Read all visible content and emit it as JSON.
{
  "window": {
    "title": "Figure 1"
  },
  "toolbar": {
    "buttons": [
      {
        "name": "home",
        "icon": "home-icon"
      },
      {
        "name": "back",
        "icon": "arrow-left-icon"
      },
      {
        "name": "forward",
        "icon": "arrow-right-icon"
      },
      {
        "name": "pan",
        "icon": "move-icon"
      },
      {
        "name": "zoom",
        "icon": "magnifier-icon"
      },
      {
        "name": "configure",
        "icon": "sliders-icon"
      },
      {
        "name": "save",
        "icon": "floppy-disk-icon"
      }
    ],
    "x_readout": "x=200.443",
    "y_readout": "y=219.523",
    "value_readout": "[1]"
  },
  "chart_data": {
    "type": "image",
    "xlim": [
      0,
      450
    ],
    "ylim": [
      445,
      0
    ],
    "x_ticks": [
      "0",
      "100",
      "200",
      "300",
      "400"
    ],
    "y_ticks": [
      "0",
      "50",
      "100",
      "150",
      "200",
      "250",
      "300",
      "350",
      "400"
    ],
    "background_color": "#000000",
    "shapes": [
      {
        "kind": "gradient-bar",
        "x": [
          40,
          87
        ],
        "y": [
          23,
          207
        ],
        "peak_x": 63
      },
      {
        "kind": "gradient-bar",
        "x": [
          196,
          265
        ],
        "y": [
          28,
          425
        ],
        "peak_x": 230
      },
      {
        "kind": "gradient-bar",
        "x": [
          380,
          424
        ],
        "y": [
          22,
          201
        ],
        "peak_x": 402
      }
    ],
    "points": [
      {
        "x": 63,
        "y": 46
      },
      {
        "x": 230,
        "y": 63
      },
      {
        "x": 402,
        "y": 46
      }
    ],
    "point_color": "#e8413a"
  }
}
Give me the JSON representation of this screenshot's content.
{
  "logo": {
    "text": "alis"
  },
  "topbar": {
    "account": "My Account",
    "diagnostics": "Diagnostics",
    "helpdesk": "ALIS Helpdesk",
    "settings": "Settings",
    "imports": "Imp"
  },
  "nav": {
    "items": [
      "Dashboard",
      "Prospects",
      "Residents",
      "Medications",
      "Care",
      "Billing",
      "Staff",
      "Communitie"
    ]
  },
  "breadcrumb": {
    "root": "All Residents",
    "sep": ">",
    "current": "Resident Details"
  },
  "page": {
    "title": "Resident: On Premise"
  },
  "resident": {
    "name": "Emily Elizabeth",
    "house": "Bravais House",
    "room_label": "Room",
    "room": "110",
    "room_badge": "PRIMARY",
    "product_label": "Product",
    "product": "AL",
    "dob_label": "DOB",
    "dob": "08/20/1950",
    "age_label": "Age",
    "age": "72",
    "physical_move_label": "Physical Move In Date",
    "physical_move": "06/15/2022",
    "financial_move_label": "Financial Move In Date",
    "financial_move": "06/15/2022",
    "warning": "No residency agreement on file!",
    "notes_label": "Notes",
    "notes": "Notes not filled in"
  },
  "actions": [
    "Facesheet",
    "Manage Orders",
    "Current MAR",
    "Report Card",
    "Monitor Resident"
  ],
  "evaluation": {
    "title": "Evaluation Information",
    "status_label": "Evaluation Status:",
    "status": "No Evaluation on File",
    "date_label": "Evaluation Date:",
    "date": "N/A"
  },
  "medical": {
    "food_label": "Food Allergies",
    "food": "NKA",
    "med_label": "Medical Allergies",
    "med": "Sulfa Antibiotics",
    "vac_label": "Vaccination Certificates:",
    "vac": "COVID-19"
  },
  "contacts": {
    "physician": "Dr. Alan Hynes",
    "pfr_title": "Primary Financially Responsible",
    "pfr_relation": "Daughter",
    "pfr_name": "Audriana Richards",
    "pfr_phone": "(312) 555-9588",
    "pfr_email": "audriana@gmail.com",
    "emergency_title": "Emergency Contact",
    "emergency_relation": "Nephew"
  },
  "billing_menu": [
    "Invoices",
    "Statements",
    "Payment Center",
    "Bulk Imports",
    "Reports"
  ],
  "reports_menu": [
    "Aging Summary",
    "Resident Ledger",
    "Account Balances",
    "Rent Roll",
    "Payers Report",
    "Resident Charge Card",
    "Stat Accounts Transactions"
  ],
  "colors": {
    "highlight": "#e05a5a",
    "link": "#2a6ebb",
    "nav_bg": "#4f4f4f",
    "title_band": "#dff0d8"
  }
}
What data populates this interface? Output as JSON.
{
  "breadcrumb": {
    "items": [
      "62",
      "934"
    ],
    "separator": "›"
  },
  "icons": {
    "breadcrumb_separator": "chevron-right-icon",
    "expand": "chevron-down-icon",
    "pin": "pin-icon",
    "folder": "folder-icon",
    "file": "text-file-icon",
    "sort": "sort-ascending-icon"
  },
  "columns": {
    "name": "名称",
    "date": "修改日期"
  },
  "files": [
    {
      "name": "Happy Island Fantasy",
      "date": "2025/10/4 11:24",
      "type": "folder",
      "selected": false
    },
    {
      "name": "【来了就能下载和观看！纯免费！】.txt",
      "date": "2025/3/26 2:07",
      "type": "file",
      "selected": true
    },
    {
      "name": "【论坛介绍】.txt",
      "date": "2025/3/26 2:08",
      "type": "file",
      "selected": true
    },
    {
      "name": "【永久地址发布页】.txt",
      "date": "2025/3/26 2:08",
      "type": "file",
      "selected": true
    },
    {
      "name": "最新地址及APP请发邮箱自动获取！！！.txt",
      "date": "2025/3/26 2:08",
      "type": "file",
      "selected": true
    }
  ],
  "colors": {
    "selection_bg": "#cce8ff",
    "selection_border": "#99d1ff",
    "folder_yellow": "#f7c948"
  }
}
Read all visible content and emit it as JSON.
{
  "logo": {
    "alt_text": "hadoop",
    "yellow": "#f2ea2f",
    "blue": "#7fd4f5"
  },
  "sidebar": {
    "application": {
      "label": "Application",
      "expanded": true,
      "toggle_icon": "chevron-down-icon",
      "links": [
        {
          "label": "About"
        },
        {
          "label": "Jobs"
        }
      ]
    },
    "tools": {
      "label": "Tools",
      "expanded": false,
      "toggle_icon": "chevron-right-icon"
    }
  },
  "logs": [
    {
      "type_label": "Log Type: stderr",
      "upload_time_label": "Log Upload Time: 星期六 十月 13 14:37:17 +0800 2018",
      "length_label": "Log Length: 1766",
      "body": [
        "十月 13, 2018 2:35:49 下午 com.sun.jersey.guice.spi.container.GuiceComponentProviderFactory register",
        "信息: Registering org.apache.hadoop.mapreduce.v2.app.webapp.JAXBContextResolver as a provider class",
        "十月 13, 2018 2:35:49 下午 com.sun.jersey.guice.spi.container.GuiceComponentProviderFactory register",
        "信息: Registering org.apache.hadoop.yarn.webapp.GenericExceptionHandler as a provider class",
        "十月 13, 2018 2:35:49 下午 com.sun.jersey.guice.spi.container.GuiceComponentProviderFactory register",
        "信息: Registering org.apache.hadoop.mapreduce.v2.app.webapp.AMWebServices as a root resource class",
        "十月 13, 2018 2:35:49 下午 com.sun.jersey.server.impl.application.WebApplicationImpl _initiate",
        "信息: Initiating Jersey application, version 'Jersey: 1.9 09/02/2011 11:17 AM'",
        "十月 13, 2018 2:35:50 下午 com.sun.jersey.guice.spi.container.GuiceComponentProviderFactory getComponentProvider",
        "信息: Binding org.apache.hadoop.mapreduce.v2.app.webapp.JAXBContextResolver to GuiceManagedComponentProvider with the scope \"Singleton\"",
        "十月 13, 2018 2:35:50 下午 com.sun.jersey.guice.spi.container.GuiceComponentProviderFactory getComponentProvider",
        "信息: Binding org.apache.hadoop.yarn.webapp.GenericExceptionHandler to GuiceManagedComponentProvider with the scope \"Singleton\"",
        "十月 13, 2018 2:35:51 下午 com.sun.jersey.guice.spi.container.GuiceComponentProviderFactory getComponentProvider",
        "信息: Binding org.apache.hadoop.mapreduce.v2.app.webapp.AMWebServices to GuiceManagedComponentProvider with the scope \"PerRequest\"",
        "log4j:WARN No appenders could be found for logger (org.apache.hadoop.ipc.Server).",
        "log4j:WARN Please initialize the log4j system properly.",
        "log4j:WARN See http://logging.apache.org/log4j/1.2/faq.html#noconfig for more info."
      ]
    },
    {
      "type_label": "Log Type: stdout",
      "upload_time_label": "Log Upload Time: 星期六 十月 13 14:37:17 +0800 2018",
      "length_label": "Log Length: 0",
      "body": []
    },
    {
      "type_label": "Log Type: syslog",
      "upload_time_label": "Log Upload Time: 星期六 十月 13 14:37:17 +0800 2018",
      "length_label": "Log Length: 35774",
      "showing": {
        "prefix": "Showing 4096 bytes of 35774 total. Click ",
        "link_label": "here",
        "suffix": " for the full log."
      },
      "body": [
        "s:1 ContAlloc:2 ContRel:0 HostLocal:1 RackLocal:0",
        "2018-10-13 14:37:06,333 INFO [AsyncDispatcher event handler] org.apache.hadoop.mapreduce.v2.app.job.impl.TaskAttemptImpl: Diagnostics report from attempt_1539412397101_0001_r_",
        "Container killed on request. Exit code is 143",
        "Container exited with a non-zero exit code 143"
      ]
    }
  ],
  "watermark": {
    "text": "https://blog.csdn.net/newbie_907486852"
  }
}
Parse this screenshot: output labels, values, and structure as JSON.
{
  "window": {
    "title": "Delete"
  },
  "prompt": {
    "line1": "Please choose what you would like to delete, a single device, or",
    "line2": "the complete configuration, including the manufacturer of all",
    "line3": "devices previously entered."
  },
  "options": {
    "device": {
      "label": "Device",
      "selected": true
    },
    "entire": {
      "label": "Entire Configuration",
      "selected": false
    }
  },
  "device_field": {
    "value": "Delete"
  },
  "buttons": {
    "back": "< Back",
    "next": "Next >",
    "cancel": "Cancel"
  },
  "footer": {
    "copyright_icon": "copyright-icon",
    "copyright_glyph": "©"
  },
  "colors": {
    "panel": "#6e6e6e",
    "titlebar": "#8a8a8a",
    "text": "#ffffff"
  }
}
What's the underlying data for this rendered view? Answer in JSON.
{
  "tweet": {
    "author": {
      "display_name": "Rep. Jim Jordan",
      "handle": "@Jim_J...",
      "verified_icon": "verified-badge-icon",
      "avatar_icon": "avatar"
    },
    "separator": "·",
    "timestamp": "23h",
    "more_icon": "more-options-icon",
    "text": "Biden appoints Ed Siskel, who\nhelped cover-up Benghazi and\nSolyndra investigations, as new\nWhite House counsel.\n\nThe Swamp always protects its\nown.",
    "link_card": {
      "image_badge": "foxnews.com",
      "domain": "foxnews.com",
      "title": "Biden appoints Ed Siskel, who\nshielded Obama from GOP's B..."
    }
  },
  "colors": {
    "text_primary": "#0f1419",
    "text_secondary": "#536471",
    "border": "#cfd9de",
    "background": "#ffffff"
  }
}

● Work to complete
Read through the lines above and collect those that contain the string "Singleton".

● Response to this exercise
        "信息: Binding org.apache.hadoop.mapreduce.v2.app.webapp.JAXBContextResolver to GuiceManagedComponentProvider with the scope \"Singleton\"",
        "信息: Binding org.apache.hadoop.yarn.webapp.GenericExceptionHandler to GuiceManagedComponentProvider with the scope \"Singleton\"",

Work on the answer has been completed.